Answer these questions from the passage on motherhood and anxiety below.
(a) According to the passage, what comes first in the modern life of a suburban mom?
(b) What was being a mom for the writer before the anxiety got so bad?
(c) How many years does the writer say were lost to "that dark forest"?

[STUDY TEXT]

Part of this is the modern life of a suburban mom. The kids come first. Activities, doctor’s appointments, school, food, clothing, shelter. Part of it was the anxiety that focused on some unknown future or some shameful past, but didn’t care much to stop and look around at today. Being a mom was a joy for me before the anxiety got so bad. I loved everything about it. Then it became a scary landscape full of monsters and landmines and dark alleys. I was just sure I was screwing it all up. Luckily, things aren’t so dark anymore. Unluckily, I lost several years to that dark forest. My kids are older now and things have really changed. Their needs have completely changed and I was too focused on the wrong things to keep up.

[/STUDY TEXT]
[SUPPLIED MATERIAL]

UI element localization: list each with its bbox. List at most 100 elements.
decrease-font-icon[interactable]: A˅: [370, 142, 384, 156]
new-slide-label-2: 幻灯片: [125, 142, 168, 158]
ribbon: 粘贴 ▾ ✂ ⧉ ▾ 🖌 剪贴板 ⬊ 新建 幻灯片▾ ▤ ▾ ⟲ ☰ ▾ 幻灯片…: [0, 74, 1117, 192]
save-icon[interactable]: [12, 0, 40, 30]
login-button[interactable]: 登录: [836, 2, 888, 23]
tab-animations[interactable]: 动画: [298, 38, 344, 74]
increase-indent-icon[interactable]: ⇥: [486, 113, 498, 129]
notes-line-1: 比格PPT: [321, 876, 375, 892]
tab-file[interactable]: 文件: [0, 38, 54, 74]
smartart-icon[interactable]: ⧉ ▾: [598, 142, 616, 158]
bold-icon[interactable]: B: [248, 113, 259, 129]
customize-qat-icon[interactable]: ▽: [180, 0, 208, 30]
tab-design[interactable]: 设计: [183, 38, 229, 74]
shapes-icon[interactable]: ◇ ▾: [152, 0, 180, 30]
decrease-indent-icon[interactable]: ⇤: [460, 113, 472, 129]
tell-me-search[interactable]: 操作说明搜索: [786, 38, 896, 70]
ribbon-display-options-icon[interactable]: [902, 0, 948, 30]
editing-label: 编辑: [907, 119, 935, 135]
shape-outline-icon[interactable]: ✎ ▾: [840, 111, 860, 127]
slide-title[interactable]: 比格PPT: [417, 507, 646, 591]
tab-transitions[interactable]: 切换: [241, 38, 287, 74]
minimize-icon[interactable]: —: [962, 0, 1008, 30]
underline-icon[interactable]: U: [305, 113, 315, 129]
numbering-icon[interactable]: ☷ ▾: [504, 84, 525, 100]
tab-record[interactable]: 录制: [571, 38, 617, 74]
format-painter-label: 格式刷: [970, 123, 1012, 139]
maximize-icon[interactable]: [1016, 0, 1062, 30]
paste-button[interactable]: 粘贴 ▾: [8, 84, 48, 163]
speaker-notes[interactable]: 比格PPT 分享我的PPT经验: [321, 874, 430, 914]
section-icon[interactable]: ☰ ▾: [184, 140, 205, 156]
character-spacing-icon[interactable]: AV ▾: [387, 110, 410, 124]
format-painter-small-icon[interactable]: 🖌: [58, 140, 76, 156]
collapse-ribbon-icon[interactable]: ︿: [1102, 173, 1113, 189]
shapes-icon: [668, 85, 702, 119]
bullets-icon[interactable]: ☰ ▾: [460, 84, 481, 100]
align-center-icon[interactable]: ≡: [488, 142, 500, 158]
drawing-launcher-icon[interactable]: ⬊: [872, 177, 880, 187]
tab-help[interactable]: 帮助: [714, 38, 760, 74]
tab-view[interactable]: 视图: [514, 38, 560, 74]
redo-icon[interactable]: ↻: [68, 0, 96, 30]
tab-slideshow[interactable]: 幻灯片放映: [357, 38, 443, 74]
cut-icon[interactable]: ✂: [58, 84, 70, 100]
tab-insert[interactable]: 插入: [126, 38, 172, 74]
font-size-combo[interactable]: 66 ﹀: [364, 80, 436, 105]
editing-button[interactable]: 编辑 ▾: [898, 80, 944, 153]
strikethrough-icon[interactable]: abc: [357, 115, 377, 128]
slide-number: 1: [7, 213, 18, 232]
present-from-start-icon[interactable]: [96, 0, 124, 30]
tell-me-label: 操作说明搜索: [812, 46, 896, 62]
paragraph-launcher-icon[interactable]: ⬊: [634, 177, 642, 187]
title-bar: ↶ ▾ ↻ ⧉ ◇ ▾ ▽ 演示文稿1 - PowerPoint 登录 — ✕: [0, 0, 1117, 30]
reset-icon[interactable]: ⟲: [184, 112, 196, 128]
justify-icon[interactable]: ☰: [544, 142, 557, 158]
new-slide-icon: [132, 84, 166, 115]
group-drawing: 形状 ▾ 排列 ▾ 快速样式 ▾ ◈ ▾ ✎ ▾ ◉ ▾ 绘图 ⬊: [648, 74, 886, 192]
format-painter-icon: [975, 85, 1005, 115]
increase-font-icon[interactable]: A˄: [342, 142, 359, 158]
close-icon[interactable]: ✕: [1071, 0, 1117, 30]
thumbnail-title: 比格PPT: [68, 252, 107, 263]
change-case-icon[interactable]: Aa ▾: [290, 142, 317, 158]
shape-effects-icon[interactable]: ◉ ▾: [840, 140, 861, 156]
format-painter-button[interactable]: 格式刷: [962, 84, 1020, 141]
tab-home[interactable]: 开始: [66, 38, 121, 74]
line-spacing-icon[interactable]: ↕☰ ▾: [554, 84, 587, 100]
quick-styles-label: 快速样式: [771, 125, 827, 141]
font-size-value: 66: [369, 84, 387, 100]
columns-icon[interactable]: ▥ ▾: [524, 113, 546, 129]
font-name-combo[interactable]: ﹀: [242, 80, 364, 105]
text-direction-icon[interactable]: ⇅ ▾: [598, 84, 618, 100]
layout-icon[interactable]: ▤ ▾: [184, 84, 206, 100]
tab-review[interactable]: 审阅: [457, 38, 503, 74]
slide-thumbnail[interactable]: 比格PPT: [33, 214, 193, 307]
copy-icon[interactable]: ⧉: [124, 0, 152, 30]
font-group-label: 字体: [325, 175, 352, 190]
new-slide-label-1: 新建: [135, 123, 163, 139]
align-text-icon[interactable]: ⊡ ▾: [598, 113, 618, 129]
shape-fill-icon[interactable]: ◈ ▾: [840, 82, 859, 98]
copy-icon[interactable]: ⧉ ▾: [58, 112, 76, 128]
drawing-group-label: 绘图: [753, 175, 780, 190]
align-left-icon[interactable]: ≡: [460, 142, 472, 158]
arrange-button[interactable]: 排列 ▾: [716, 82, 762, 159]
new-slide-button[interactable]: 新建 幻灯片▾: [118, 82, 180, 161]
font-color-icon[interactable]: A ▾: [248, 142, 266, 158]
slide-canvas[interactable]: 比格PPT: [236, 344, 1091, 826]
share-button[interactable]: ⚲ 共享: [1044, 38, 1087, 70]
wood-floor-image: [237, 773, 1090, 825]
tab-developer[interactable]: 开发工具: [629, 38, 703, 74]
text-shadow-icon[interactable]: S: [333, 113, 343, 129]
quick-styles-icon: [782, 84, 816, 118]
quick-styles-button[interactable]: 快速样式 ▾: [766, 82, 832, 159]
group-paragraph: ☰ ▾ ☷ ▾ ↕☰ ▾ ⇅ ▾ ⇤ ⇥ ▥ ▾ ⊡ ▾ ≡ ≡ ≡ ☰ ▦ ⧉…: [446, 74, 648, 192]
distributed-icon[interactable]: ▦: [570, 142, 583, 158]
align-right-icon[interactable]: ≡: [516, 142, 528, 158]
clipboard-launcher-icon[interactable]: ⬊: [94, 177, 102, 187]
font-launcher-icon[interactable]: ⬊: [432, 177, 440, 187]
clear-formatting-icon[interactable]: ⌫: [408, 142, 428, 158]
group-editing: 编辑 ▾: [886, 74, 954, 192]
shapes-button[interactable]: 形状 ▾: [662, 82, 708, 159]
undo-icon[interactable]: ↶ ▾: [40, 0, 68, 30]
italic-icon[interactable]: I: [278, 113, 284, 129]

[/SUPPLIED MATERIAL]

◆ ANSWER BELOW ◆
(a) The kids.
(b) A joy.
(c) Several years.